▸ **DATA PROVIDED**
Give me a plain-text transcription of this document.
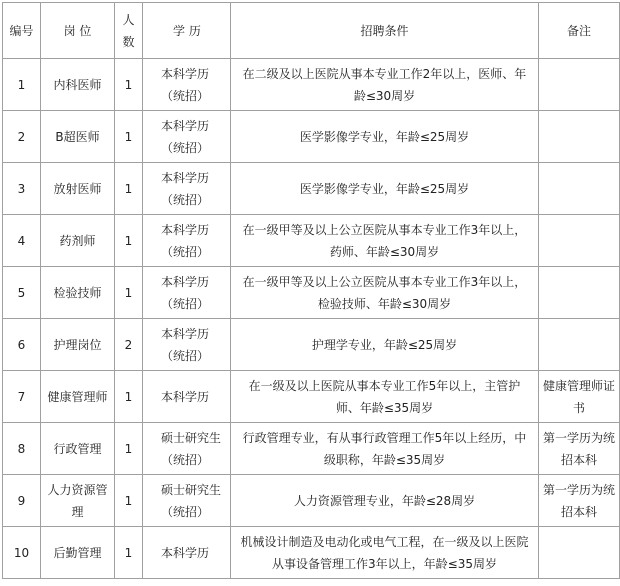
编号	岗 位	人数	学 历	招聘条件	备注
1	内科医师	1	本科学历（统招）	在二级及以上医院从事本专业工作2年以上，医师、年龄≤30周岁	
2	B超医师	1	本科学历（统招）	医学影像学专业，年龄≤25周岁	
3	放射医师	1	本科学历（统招）	医学影像学专业，年龄≤25周岁	
4	药剂师	1	本科学历（统招）	在一级甲等及以上公立医院从事本专业工作3年以上，药师、年龄≤30周岁	
5	检验技师	1	本科学历（统招）	在一级甲等及以上公立医院从事本专业工作3年以上，检验技师、年龄≤30周岁	
6	护理岗位	2	本科学历（统招）	护理学专业，年龄≤25周岁	
7	健康管理师	1	本科学历	在一级及以上医院从事本专业工作5年以上，主管护师、年龄≤35周岁	健康管理师证书
8	行政管理	1	硕士研究生（统招）	行政管理专业，有从事行政管理工作5年以上经历，中级职称，年龄≤35周岁	第一学历为统招本科
9	人力资源管理	1	硕士研究生（统招）	人力资源管理专业，年龄≤28周岁	第一学历为统招本科
10	后勤管理	1	本科学历	机械设计制造及电动化或电气工程，在一级及以上医院从事设备管理工作3年以上，年龄≤35周岁	
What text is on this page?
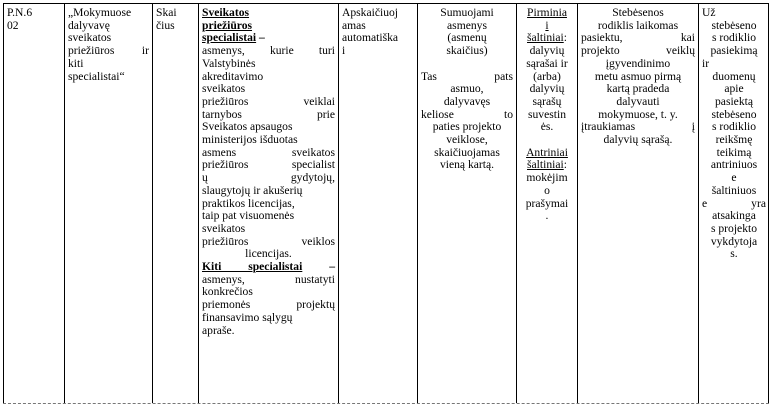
P.N.6

02

„Mokymuose

dalyvavę

sveikatos

priežiūros ir

kiti

specialistai“

Skai

čius

Sveikatos

priežiūros

specialistai –

asmenys, kurie turi

Valstybinės

akreditavimo

sveikatos

priežiūros veiklai

tarnybos prie

Sveikatos apsaugos

ministerijos išduotas

asmens sveikatos

priežiūros specialist

ų gydytojų,

slaugytojų ir akušerių

praktikos licencijas,

taip pat visuomenės

sveikatos

priežiūros veiklos

licencijas.

Kiti specialistai –

asmenys, nustatyti

konkrečios

priemonės projektų

finansavimo sąlygų

apraše.

Apskaičiuoj

amas

automatiška

i

Sumuojami

asmenys

(asmenų

skaičius)

Tas pats

asmuo,

dalyvavęs

keliose to

paties projekto

veiklose,

skaičiuojamas

vieną kartą.

Pirminia

i

šaltiniai:

dalyvių

sąrašai ir

(arba)

dalyvių

sąrašų

suvestin

ės.

Antriniai

šaltiniai:

mokėjim

o

prašymai

.

Stebėsenos

rodiklis laikomas

pasiektu, kai

projekto veiklų

įgyvendinimo

metu asmuo pirmą

kartą pradeda

dalyvauti

mokymuose, t. y.

įtraukiamas į

dalyvių sąrašą.

Už

stebėseno

s rodiklio

pasiekimą

ir

duomenų

apie

pasiektą

stebėseno

s rodiklio

reikšmę

teikimą

antriniuos

e

šaltiniuos

e yra

atsakinga

s projekto

vykdytoja

s.
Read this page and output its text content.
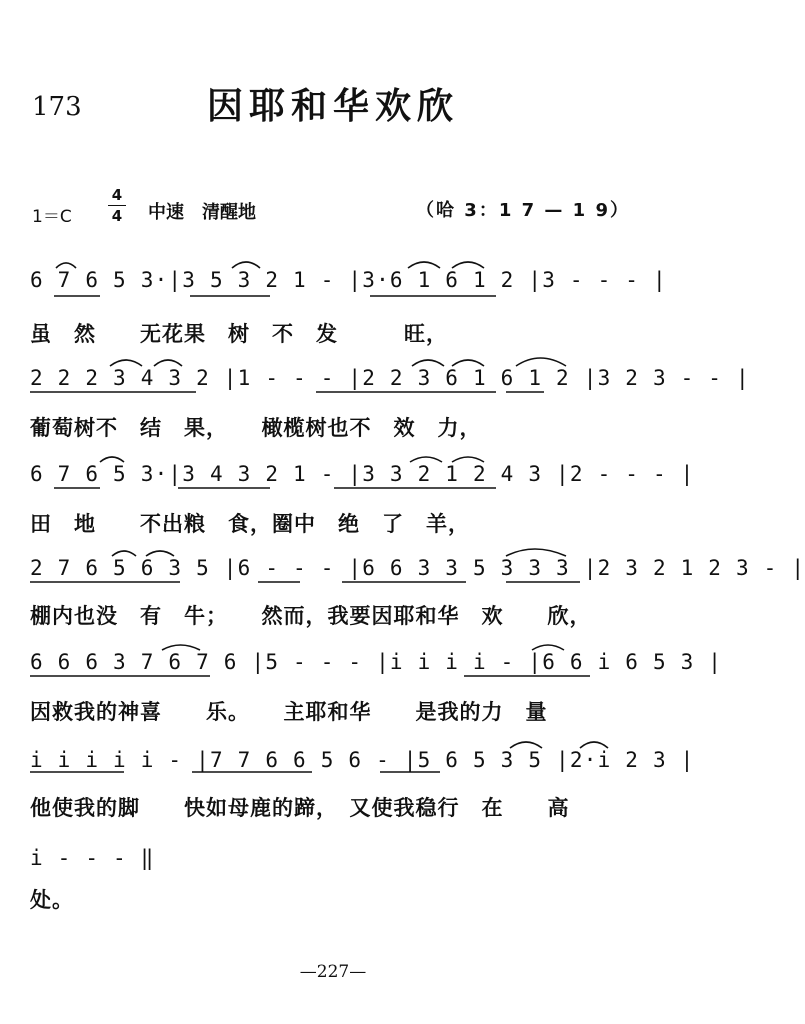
173	因耶和华欢欣
1＝C
4
4 中速　清醒地	（哈 3：1 7 — 1 9）
6 7 6 5 3·|3 5 3 2 1 - |3·6 1 6 1 2 |3 - - - |
虽　然　　无花果　树　不　发　　　旺，
2 2 2 3 4 3 2 |1 - - - |2 2 3 6 1 6 1 2 |3 2 3 - - |
葡萄树不　结　果，　　橄榄树也不　效　力，
6 7 6 5 3·|3 4 3 2 1 - |3 3 2 1 2 4 3 |2 - - - |
田　地　　不出粮　食，圈中　绝　了　羊，
2 7 6 5 6 3 5 |6 - - - |6 6 3 3 5 3 3 3 |2 3 2 1 2 3 - |
棚内也没　有　牛；　　然而，我要因耶和华　欢　　欣，
6 6 6 3 7 6 7 6 |5 - - - |i i i i - |6 6 i 6 5 3 |
因救我的神喜　　乐。　　主耶和华　　是我的力　量
i i i i i - |7 7 6 6 5 6 - |5 6 5 3 5 |2·i 2 3 |
他使我的脚　　快如母鹿的蹄，　又使我稳行　在　　高
i - - - ‖
处。
—227—
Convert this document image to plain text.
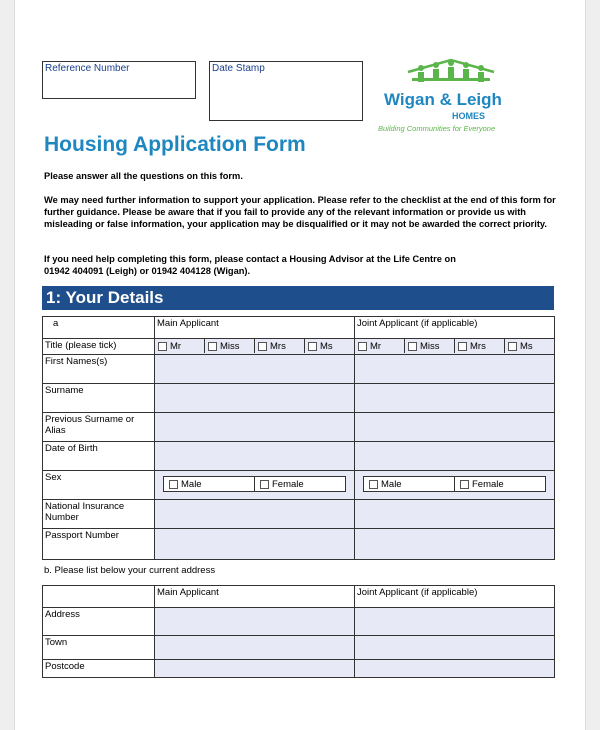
Reference Number	Date Stamp
Wigan & Leigh
HOMES
Building Communities for Everyone
Housing Application Form
Please answer all the questions on this form.
We may need further information to support your application. Please refer to the checklist at the end of this form for further guidance. Please be aware that if you fail to provide any of the relevant information or provide us with misleading or false information, your application may be disqualified or it may not be awarded the correct priority.
If you need help completing this form, please contact a Housing Advisor at the Life Centre on 01942 404091 (Leigh) or 01942 404128 (Wigan).
1: Your Details
a	Main Applicant	Joint Applicant (if applicable)
Title (please tick)	Mr Miss Mrs Ms	Mr Miss Mrs Ms

First Names(s)		
Surname		
Previous Surname or Alias		
Date of Birth		
Sex	Male Female	Male Female

National Insurance Number		
Passport Number		
b. Please list below your current address
	Main Applicant	Joint Applicant (if applicable)
Address		
Town		
Postcode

▸ **JOB**
Search the material above for "本科学历". Pull out each line where it shows up.

▸ **FINISHED ANSWER**
1	内科医师	1	本科学历（统招）	在二级及以上医院从事本专业工作2年以上，医师、年龄≤30周岁	
2	B超医师	1	本科学历（统招）	医学影像学专业，年龄≤25周岁	
3	放射医师	1	本科学历（统招）	医学影像学专业，年龄≤25周岁	
4	药剂师	1	本科学历（统招）	在一级甲等及以上公立医院从事本专业工作3年以上，药师、年龄≤30周岁	
5	检验技师	1	本科学历（统招）	在一级甲等及以上公立医院从事本专业工作3年以上，检验技师、年龄≤30周岁	
6	护理岗位	2	本科学历（统招）	护理学专业，年龄≤25周岁	
7	健康管理师	1	本科学历	在一级及以上医院从事本专业工作5年以上，主管护师、年龄≤35周岁	健康管理师证书
10	后勤管理	1	本科学历	机械设计制造及电动化或电气工程，在一级及以上医院从事设备管理工作3年以上，年龄≤35周岁	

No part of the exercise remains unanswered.